> [Your task] Copy out the stretch of the material below from its first line through the line containing "forest-b-arrowhead-right <box>635 228", word for word.

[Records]

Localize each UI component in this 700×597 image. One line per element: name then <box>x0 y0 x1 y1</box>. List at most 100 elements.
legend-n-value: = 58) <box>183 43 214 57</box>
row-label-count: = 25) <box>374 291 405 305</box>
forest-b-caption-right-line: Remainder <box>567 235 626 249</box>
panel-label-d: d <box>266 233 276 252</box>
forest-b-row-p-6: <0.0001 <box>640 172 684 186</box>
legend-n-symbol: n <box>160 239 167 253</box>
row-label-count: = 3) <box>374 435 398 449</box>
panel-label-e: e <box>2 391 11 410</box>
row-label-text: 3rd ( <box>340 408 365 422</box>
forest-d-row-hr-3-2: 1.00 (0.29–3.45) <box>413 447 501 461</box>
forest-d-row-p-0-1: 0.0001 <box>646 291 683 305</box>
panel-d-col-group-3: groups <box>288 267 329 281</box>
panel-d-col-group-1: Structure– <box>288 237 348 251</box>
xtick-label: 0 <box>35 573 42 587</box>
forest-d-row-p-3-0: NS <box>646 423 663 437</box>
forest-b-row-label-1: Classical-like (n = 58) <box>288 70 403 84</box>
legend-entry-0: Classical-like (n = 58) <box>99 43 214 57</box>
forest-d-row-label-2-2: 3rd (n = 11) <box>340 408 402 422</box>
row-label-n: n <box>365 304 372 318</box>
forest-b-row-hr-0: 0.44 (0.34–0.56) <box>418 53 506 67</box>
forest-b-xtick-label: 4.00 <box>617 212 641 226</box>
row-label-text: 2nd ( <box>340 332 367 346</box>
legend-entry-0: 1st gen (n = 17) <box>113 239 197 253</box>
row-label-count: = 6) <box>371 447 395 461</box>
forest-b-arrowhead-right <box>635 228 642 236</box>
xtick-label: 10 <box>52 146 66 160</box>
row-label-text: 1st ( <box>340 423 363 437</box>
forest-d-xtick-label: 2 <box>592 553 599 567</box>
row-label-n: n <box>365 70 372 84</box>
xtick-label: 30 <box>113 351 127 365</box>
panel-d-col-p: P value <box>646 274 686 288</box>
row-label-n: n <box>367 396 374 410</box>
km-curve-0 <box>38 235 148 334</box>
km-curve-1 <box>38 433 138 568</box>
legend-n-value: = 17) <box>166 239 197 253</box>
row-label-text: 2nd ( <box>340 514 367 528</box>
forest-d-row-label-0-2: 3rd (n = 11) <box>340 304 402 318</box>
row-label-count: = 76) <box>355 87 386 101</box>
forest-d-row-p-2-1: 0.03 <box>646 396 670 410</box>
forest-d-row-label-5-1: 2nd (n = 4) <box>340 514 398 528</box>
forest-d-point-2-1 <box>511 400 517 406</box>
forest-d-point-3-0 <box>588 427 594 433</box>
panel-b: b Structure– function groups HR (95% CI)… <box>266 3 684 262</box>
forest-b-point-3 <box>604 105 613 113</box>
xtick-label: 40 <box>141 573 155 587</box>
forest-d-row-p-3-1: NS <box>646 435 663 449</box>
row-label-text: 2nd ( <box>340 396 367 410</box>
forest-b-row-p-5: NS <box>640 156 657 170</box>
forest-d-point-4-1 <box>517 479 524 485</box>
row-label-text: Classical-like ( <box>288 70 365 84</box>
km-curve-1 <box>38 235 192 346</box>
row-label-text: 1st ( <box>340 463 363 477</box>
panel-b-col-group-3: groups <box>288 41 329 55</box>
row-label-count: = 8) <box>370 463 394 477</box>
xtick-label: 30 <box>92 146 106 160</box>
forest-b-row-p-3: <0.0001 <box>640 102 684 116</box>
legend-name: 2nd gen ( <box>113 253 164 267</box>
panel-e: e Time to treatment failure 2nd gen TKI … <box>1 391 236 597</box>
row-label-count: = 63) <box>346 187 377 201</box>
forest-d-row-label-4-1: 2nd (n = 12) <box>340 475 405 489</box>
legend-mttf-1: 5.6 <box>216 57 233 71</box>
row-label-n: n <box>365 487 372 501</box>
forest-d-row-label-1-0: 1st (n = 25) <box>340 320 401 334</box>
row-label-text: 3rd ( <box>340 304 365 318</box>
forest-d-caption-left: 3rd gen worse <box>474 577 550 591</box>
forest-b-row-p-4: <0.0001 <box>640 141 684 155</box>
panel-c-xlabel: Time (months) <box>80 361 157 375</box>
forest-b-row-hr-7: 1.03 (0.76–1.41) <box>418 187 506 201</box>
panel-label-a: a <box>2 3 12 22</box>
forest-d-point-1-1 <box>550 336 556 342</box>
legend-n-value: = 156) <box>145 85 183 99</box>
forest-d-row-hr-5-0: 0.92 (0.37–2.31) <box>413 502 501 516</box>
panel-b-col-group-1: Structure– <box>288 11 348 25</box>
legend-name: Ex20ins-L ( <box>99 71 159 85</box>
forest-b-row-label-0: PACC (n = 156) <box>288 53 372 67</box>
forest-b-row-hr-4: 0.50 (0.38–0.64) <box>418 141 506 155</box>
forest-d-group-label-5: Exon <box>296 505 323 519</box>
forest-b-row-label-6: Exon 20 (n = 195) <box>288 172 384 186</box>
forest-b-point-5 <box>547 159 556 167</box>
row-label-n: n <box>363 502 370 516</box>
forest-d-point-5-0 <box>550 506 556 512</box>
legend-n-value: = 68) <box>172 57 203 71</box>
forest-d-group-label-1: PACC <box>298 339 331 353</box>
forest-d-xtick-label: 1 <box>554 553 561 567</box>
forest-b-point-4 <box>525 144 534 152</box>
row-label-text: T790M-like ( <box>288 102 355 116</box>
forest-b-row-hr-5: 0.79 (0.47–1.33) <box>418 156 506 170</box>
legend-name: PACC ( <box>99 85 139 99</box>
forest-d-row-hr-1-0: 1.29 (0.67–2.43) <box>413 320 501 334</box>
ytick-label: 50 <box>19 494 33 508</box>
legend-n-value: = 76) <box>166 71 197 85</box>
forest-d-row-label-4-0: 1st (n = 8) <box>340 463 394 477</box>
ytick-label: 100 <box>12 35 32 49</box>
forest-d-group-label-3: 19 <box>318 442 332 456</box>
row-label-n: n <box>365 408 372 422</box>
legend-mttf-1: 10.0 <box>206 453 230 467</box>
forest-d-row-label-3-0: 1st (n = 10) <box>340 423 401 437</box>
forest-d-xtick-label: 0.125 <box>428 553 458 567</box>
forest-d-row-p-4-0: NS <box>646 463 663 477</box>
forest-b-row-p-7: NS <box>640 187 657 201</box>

> [Reply]
Localize each UI component in this 700×597 image. One line per element: name then <box>x0 y0 x1 y1</box>. List at most 100 elements.
legend-n-value: = 58) <box>183 43 214 57</box>
row-label-count: = 25) <box>374 291 405 305</box>
forest-b-caption-right-line: Remainder <box>567 235 626 249</box>
panel-label-d: d <box>266 233 276 252</box>
forest-b-row-p-6: <0.0001 <box>640 172 684 186</box>
legend-n-symbol: n <box>160 239 167 253</box>
row-label-count: = 3) <box>374 435 398 449</box>
panel-label-e: e <box>2 391 11 410</box>
row-label-text: 3rd ( <box>340 408 365 422</box>
forest-d-row-hr-3-2: 1.00 (0.29–3.45) <box>413 447 501 461</box>
forest-d-row-p-0-1: 0.0001 <box>646 291 683 305</box>
panel-d-col-group-3: groups <box>288 267 329 281</box>
panel-d-col-group-1: Structure– <box>288 237 348 251</box>
xtick-label: 0 <box>35 573 42 587</box>
forest-d-row-p-3-0: NS <box>646 423 663 437</box>
forest-b-row-label-1: Classical-like (n = 58) <box>288 70 403 84</box>
legend-entry-0: Classical-like (n = 58) <box>99 43 214 57</box>
forest-d-row-label-2-2: 3rd (n = 11) <box>340 408 402 422</box>
row-label-n: n <box>365 304 372 318</box>
forest-b-row-hr-0: 0.44 (0.34–0.56) <box>418 53 506 67</box>
forest-b-xtick-label: 4.00 <box>617 212 641 226</box>
row-label-text: 2nd ( <box>340 332 367 346</box>
legend-entry-0: 1st gen (n = 17) <box>113 239 197 253</box>
row-label-count: = 6) <box>371 447 395 461</box>
forest-b-arrowhead-right <box>635 228 642 236</box>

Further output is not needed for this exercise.